━━━ GIVEN DATA
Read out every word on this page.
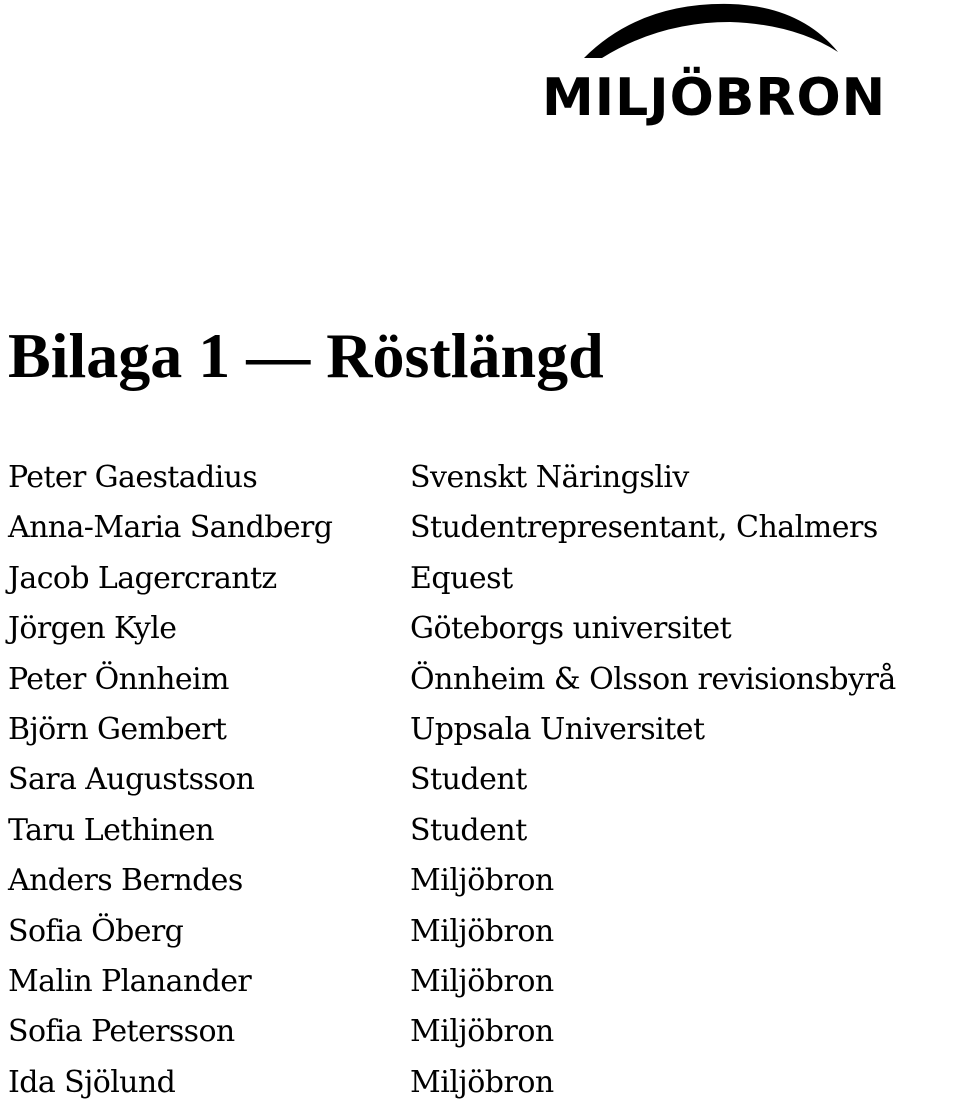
MILJÖBRON
Bilaga 1 — Röstlängd
Peter Gaestadius	Svenskt Näringsliv
Anna-Maria Sandberg	Studentrepresentant, Chalmers
Jacob Lagercrantz	Equest
Jörgen Kyle	Göteborgs universitet
Peter Önnheim	Önnheim & Olsson revisionsbyrå
Björn Gembert	Uppsala Universitet
Sara Augustsson	Student
Taru Lethinen	Student
Anders Berndes	Miljöbron
Sofia Öberg	Miljöbron
Malin Planander	Miljöbron
Sofia Petersson	Miljöbron
Ida Sjölund	Miljöbron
━━━━━━
*WHAT YOU HAVE TO DO*. Transcribe each line above verbatim, with the pictures left out.

*ANSWER TO THIS TASK*.
Read out every word on this page.
MILJÖBRON
Bilaga 1 — Röstlängd
Peter Gaestadius	Svenskt Näringsliv
Anna-Maria Sandberg	Studentrepresentant, Chalmers
Jacob Lagercrantz	Equest
Jörgen Kyle	Göteborgs universitet
Peter Önnheim	Önnheim & Olsson revisionsbyrå
Björn Gembert	Uppsala Universitet
Sara Augustsson	Student
Taru Lethinen	Student
Anders Berndes	Miljöbron
Sofia Öberg	Miljöbron
Malin Planander	Miljöbron
Sofia Petersson	Miljöbron
Ida Sjölund	Miljöbron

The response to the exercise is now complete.